RECORDS PROVIDED →
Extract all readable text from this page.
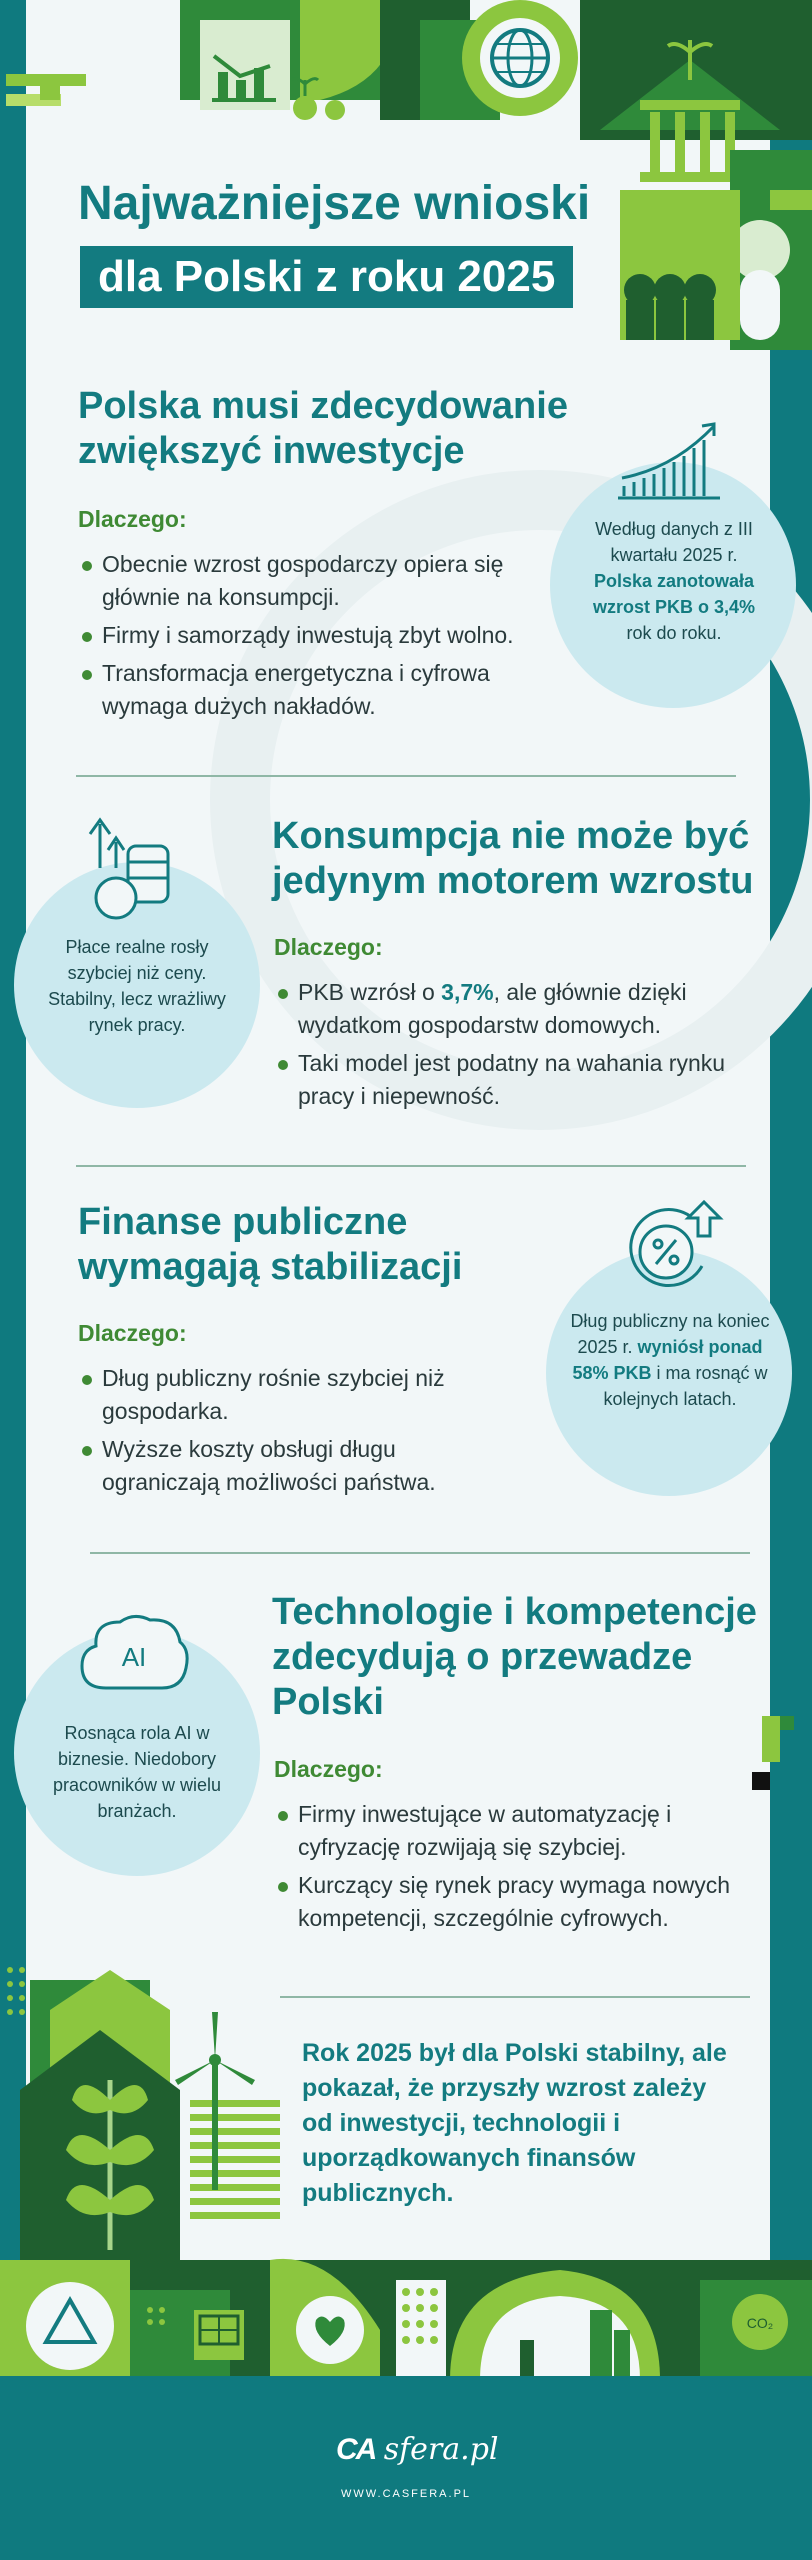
Najważniejsze wnioski
dla Polski z roku 2025
Polska musi zdecydowanie zwiększyć inwestycje
Dlaczego:
Obecnie wzrost gospodarczy opiera się głównie na konsumpcji.
Firmy i samorządy inwestują zbyt wolno.
Transformacja energetyczna i cyfrowa wymaga dużych nakładów.
Według danych z III kwartału 2025 r.
Polska zanotowała wzrost PKB o 3,4%
rok do roku.
Płace realne rosły szybciej niż ceny. Stabilny, lecz wrażliwy rynek pracy.
Konsumpcja nie może być jedynym motorem wzrostu
Dlaczego:
PKB wzrósł o 3,7%, ale głównie dzięki wydatkom gospodarstw domowych.
Taki model jest podatny na wahania rynku pracy i niepewność.
Finanse publiczne wymagają stabilizacji
Dlaczego:
Dług publiczny rośnie szybciej niż gospodarka.
Wyższe koszty obsługi długu ograniczają możliwości państwa.
Dług publiczny na koniec 2025 r. wyniósł ponad 58% PKB i ma rosnąć w kolejnych latach.
AI
Rosnąca rola AI w biznesie. Niedobory pracowników w wielu branżach.
Technologie i kompetencje zdecydują o przewadze Polski
Dlaczego:
Firmy inwestujące w automatyzację i cyfryzację rozwijają się szybciej.
Kurczący się rynek pracy wymaga nowych kompetencji, szczególnie cyfrowych.
Rok 2025 był dla Polski stabilny, ale pokazał, że przyszły wzrost zależy od inwestycji, technologii i uporządkowanych finansów publicznych.
CO₂
CA sfera.pl
WWW.CASFERA.PL
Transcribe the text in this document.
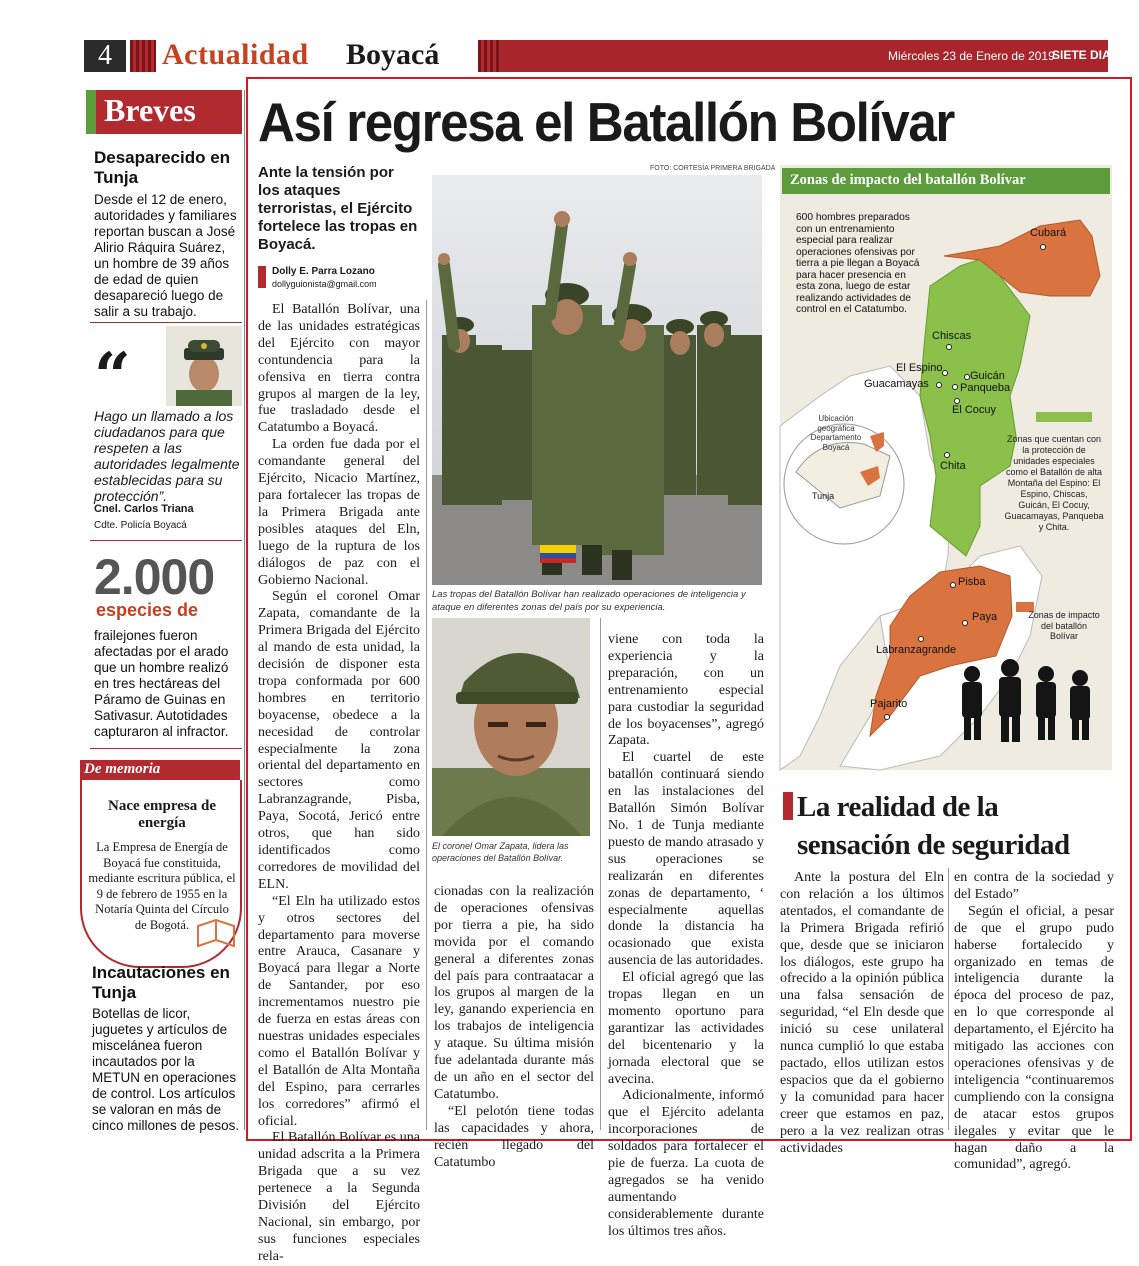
4	Actualidad Boyacá	Miércoles 23 de Enero de 2019
SIETE DIAS
Breves
Desaparecido en Tunja
Desde el 12 de enero, autoridades y familiares reportan buscan a José Alirio Ráquira Suárez, un hombre de 39 años de edad de quien desapareció luego de salir a su trabajo.
“
Hago un llamado a los ciudadanos para que respeten a las autoridades legalmente establecidas para su protección”.
Cnel. Carlos Triana
Cdte. Policía Boyacá
2.000
especies de
frailejones fueron afectadas por el arado que un hombre realizó en tres hectáreas del Páramo de Guinas en Sativasur. Autotidades capturaron al infractor.
De memoria
Nace empresa de energía
La Empresa de Energía de Boyacá fue constituida, mediante escritura pública, el 9 de febrero de 1955 en la Notaría Quinta del Círculo de Bogotá.
Incautaciones en Tunja
Botellas de licor, juguetes y artículos de miscelánea fueron incautados por la METUN en operaciones de control. Los artículos se valoran en más de cinco millones de pesos.
Así regresa el Batallón Bolívar
Ante la tensión por los ataques terroristas, el Ejército fortelece las tropas en Boyacá.
Dolly E. Parra Lozano
dollyguionista@gmail.com

El Batallón Bolívar, una de las unidades estratégicas del Ejército con mayor contundencia para la ofensiva en tierra contra grupos al margen de la ley, fue trasladado desde el Catatumbo a Boyacá.

La orden fue dada por el comandante general del Ejército, Nicacio Martínez, para fortalecer las tropas de la Primera Brigada ante posibles ataques del Eln, luego de la ruptura de los diálogos de paz con el Gobierno Nacional.

Según el coronel Omar Zapata, comandante de la Primera Brigada del Ejército al mando de esta unidad, la decisión de disponer esta tropa conformada por 600 hombres en territorio boyacense, obedece a la necesidad de controlar especialmente la zona oriental del departamento en sectores como Labranzagrande, Pisba, Paya, Socotá, Jericó entre otros, que han sido identificados como corredores de movilidad del ELN.

“El Eln ha utilizado estos y otros sectores del departamento para moverse entre Arauca, Casanare y Boyacá para llegar a Norte de Santander, por eso incrementamos nuestro pie de fuerza en estas áreas con nuestras unidades especiales como el Batallón Bolívar y el Batallón de Alta Montaña del Espino, para cerrarles los corredores” afirmó el oficial.

El Batallón Bolívar es una unidad adscrita a la Primera Brigada que a su vez pertenece a la Segunda División del Ejército Nacional, sin embargo, por sus funciones especiales rela-

cionadas con la realización de operaciones ofensivas por tierra a pie, ha sido movida por el comando general a diferentes zonas del país para contraatacar a los grupos al margen de la ley, ganando experiencia en los trabajos de inteligencia y ataque. Su última misión fue adelantada durante más de un año en el sector del Catatumbo.

“El pelotón tiene todas las capacidades y ahora, recién llegado del Catatumbo

viene con toda la experiencia y la preparación, con un entrenamiento especial para custodiar la seguridad de los boyacenses”, agregó Zapata.

El cuartel de este batallón continuará siendo en las instalaciones del Batallón Simón Bolívar No. 1 de Tunja mediante puesto de mando atrasado y sus operaciones se realizarán en diferentes zonas de departamento, ‘ especialmente aquellas donde la distancia ha ocasionado que exista ausencia de las autoridades.

El oficial agregó que las tropas llegan en un momento oportuno para garantizar las actividades del bicentenario y la jornada electoral que se avecina.

Adicionalmente, informó que el Ejército adelanta incorporaciones de soldados para fortalecer el pie de fuerza. La cuota de agregados se ha venido aumentando considerablemente durante los últimos tres años.

FOTO: CORTESÍA PRIMERA BRIGADA
Las tropas del Batallón Bolívar han realizado operaciones de inteligencia y ataque en diferentes zonas del país por su experiencia.
El coronel Omar Zapata, lidera las operaciones del Batallón Bolívar.
Zonas de impacto del batallón Bolívar
600 hombres preparados con un entrenamiento especial para realizar operaciones ofensivas por tierra a pie llegan a Boyacá para hacer presencia en esta zona, luego de estar realizando actividades de control en el Catatumbo.
Ubicación geográfica Departamento Boyacá
Tunja
Zonas que cuentan con la protección de unidades especiales como el Batallón de alta Montaña del Espino: El Espino, Chiscas, Guicán, El Cocuy, Guacamayas, Panqueba y Chita.
Zonas de impacto del batallón Bolívar
Cubará
Chiscas
El Espino
Guicán
Guacamayas	Panqueba
El Cocuy
Chita
Pisba
Paya
Labranzagrande
Pajarito
La realidad de la sensación de seguridad

Ante la postura del Eln con relación a los últimos atentados, el comandante de la Primera Brigada refirió que, desde que se iniciaron los diálogos, este grupo ha ofrecido a la opinión pública una falsa sensación de seguridad, “el Eln desde que inició su cese unilateral nunca cumplió lo que estaba pactado, ellos utilizan estos espacios que da el gobierno y la comunidad para hacer creer que estamos en paz, pero a la vez realizan otras actividades

en contra de la sociedad y del Estado”

Según el oficial, a pesar de que el grupo pudo haberse fortalecido y organizado en temas de inteligencia durante la época del proceso de paz, en lo que corresponde al departamento, el Ejército ha mitigado las acciones con operaciones ofensivas y de inteligencia “continuaremos cumpliendo con la consigna de atacar estos grupos ilegales y evitar que le hagan daño a la comunidad”, agregó.
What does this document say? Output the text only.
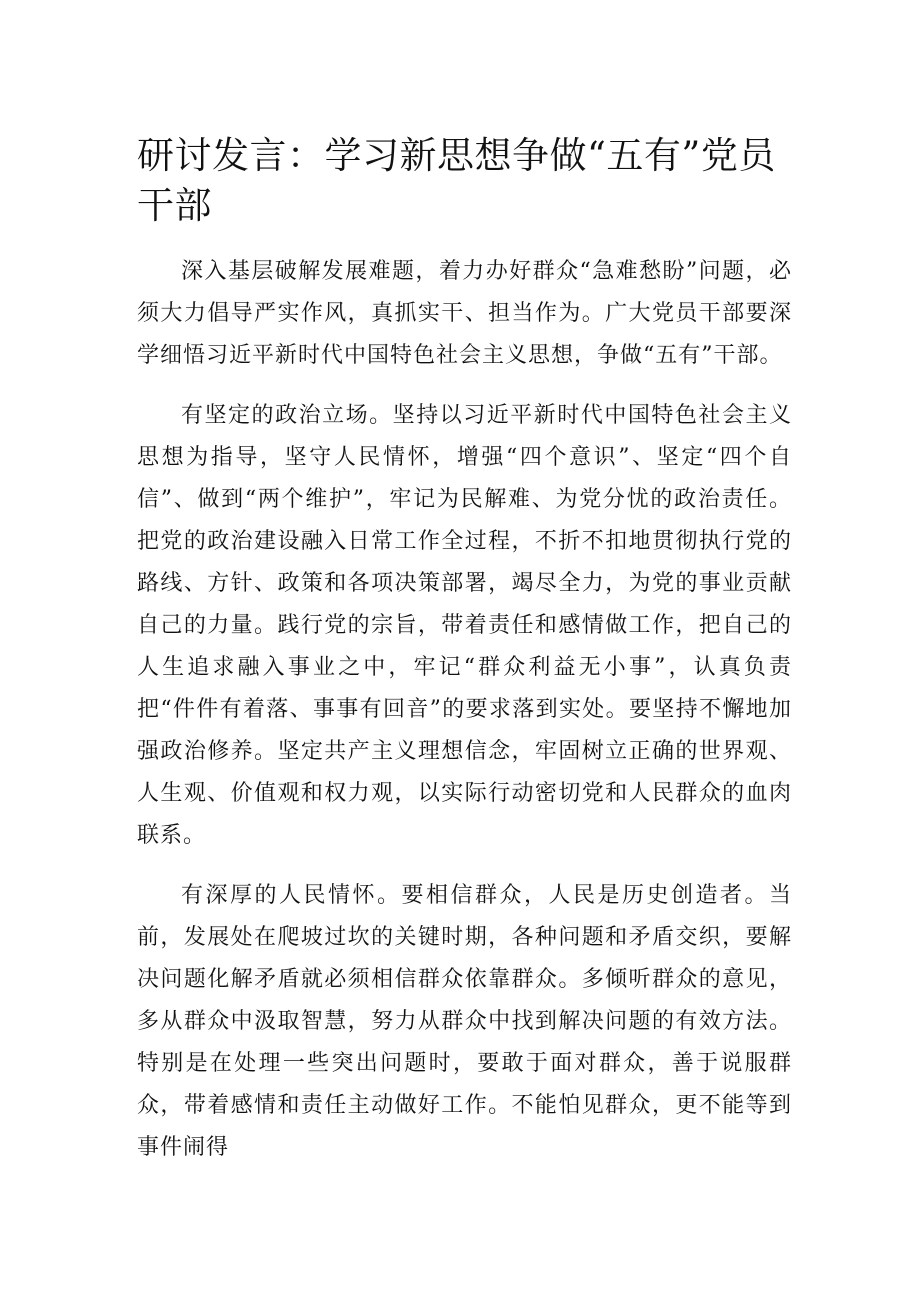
研讨发言：学习新思想争做“五有”党员干部

深入基层破解发展难题，着力办好群众“急难愁盼”问题，必须大力倡导严实作风，真抓实干、担当作为。广大党员干部要深学细悟习近平新时代中国特色社会主义思想，争做“五有”干部。

有坚定的政治立场。坚持以习近平新时代中国特色社会主义思想为指导，坚守人民情怀，增强“四个意识”、坚定“四个自信”、做到“两个维护”，牢记为民解难、为党分忧的政治责任。把党的政治建设融入日常工作全过程，不折不扣地贯彻执行党的路线、方针、政策和各项决策部署，竭尽全力，为党的事业贡献自己的力量。践行党的宗旨，带着责任和感情做工作，把自己的人生追求融入事业之中，牢记“群众利益无小事”，认真负责把“件件有着落、事事有回音”的要求落到实处。要坚持不懈地加强政治修养。坚定共产主义理想信念，牢固树立正确的世界观、人生观、价值观和权力观，以实际行动密切党和人民群众的血肉联系。

有深厚的人民情怀。要相信群众，人民是历史创造者。当前，发展处在爬坡过坎的关键时期，各种问题和矛盾交织，要解决问题化解矛盾就必须相信群众依靠群众。多倾听群众的意见，多从群众中汲取智慧，努力从群众中找到解决问题的有效方法。特别是在处理一些突出问题时，要敢于面对群众，善于说服群众，带着感情和责任主动做好工作。不能怕见群众，更不能等到事件闹得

YOUR INSTRUCTIONS → Drop the pictures, then write out only the lines running from the one containing "What does this" through the last line above, both included, exactly.

EXERCISE SOLUTION →
What does this document say? Output the text only.
研讨发言：学习新思想争做“五有”党员干部

深入基层破解发展难题，着力办好群众“急难愁盼”问题，必须大力倡导严实作风，真抓实干、担当作为。广大党员干部要深学细悟习近平新时代中国特色社会主义思想，争做“五有”干部。

有坚定的政治立场。坚持以习近平新时代中国特色社会主义思想为指导，坚守人民情怀，增强“四个意识”、坚定“四个自信”、做到“两个维护”，牢记为民解难、为党分忧的政治责任。把党的政治建设融入日常工作全过程，不折不扣地贯彻执行党的路线、方针、政策和各项决策部署，竭尽全力，为党的事业贡献自己的力量。践行党的宗旨，带着责任和感情做工作，把自己的人生追求融入事业之中，牢记“群众利益无小事”，认真负责把“件件有着落、事事有回音”的要求落到实处。要坚持不懈地加强政治修养。坚定共产主义理想信念，牢固树立正确的世界观、人生观、价值观和权力观，以实际行动密切党和人民群众的血肉联系。

有深厚的人民情怀。要相信群众，人民是历史创造者。当前，发展处在爬坡过坎的关键时期，各种问题和矛盾交织，要解决问题化解矛盾就必须相信群众依靠群众。多倾听群众的意见，多从群众中汲取智慧，努力从群众中找到解决问题的有效方法。特别是在处理一些突出问题时，要敢于面对群众，善于说服群众，带着感情和责任主动做好工作。不能怕见群众，更不能等到事件闹得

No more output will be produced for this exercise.